**SUPPLIED MATERIAL**

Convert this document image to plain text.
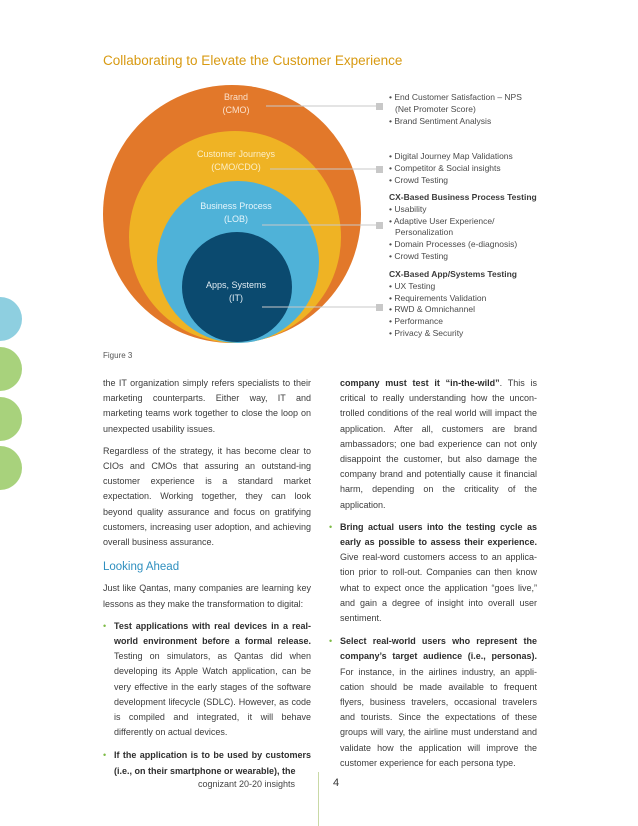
Collaborating to Elevate the Customer Experience
Brand
(CMO)
Customer Journeys
(CMO/CDO)
Business Process
(LOB)
Apps, Systems
(IT)
• End Customer Satisfaction – NPS
(Net Promoter Score)
• Brand Sentiment Analysis
• Digital Journey Map Validations
• Competitor & Social insights
• Crowd Testing
CX-Based Business Process Testing
• Usability
• Adaptive User Experience/
Personalization
• Domain Processes (e-diagnosis)
• Crowd Testing
CX-Based App/Systems Testing
• UX Testing
• Requirements Validation
• RWD & Omnichannel
• Performance
• Privacy & Security
Figure 3

the IT organization simply refers specialists to their marketing counterparts. Either way, IT and marketing teams work together to close the loop on unexpected usability issues.

Regardless of the strategy, it has become clear to CIOs and CMOs that assuring an outstand-ing customer experience is a standard market expectation. Working together, they can look beyond quality assurance and focus on gratifying customers, increasing user adoption, and achieving overall business assurance.

Looking Ahead

Just like Qantas, many companies are learning key lessons as they make the transformation to digital:

• Test applications with real devices in a real-world environment before a formal release. Testing on simulators, as Qantas did when developing its Apple Watch application, can be very effective in the early stages of the software development lifecycle (SDLC). However, as code is compiled and integrated, it will behave differently on actual devices.
• If the application is to be used by customers (i.e., on their smartphone or wearable), the

company must test it “in-the-wild”. This is critical to really understanding how the uncon-trolled conditions of the real world will impact the application. After all, customers are brand ambassadors; one bad experience can not only disappoint the customer, but also damage the company brand and potentially cause it financial harm, depending on the criticality of the application.

• Bring actual users into the testing cycle as early as possible to assess their experience. Give real-word customers access to an applica-tion prior to roll-out. Companies can then know what to expect once the application “goes live,” and gain a degree of insight into overall user sentiment.
• Select real-world users who represent the company’s target audience (i.e., personas). For instance, in the airlines industry, an appli-cation should be made available to frequent flyers, business travelers, occasional travelers and tourists. Since the expectations of these groups will vary, the airline must understand and validate how the application will improve the customer experience for each persona type.
cognizant 20-20 insights	4
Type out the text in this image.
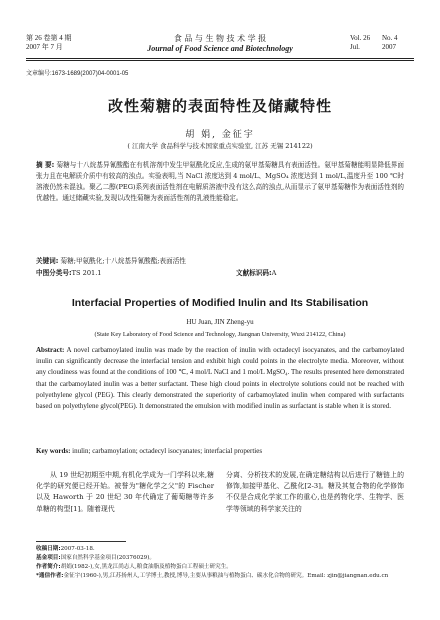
第 26 卷第 4 期
2007 年 7 月
食 品 与 生 物 技 术 学 报
Journal of Food Science and Biotechnology
Vol. 26 No. 4
Jul.	2007
文章编号:1673-1689(2007)04-0001-05
改性菊糖的表面特性及储藏特性
胡 娟, 金征宇
( 江南大学 食品科学与技术国家重点实验室, 江苏 无锡 214122)
摘 要: 菊糖与十八烷基异氰酸酯在有机溶剂中发生甲氨酰化反应,生成的氨甲基菊糖具有表面活性。氨甲基菊糖能明显降低界面张力且在电解质介质中有较高的浊点。实验表明,当 NaCl 浓度达到 4 mol/L、MgSO₄ 浓度达到 1 mol/L,温度升至 100 ℃时溶液仍然未混浊。聚乙二醇(PEG)系列表面活性剂在电解质溶液中没有这么高的浊点,从而显示了氨甲基菊糖作为表面活性剂的优越性。通过储藏实验,发现以改性菊糖为表面活性剂的乳液性能稳定。
关键词: 菊糖;甲氨酰化;十八烷基异氰酸酯;表面活性
中图分类号:TS 201.1	文献标识码:A
Interfacial Properties of Modified Inulin and Its Stabilisation
HU Juan, JIN Zheng-yu
(State Key Laboratory of Food Science and Technology, Jiangnan University, Wuxi 214122, China)
Abstract: A novel carbamoylated inulin was made by the reaction of inulin with octadecyl isocyanates, and the carbamoylated inulin can significantly decrease the interfacial tension and exhibit high could points in the electrolyte media. Moreover, without any cloudiness was found at the conditions of 100 ℃, 4 mol/L NaCl and 1 mol/L MgSO₄. The results presented here demonstrated that the carbamoylated inulin was a better surfactant. These high cloud points in electrolyte solutions could not be reached with polyethylene glycol (PEG). This clearly demonstrated the superiority of carbamoylated inulin when compared with surfactants based on polyethylene glycol(PEG). It demonstrated the emulsion with modified inulin as surfactant is stable when it is stored.
Key words: inulin; carbamoylation; octadecyl isocyanates; interfacial properties
从 19 世纪初期至中期,有机化学成为一门学科以来,糖化学的研究便已经开始。被誉为"糖化学之父"的 Fischer 以及 Haworth 于 20 世纪 30 年代确定了葡萄糖等许多单糖的构型[1]。随着现代
分离、分析技术的发展,在确定糖结构以后进行了糖链上的修饰,如接甲基化、乙酰化[2-3]。糖及其复合物的化学修饰不仅是合成化学家工作的重心,也是药物化学、生物学、医学等领域的科学家关注的
收稿日期:2007-03-18.
基金项目:国家自然科学基金项目(20376029)。
作者简介:胡娟(1982-),女,黑龙江尚志人,粮食油脂及植物蛋白工程硕士研究生。
*通信作者:金征宇(1960-),男,江苏扬州人,工学博士,教授,博导,主要从事粮油与植物蛋白、碳水化合物的研究。Email: zjin@jiangnan.edu.cn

**SHORT TASK**
Find and count the lines of the data that include the string "when", and report that figure by itself.

**SOLUTION**
2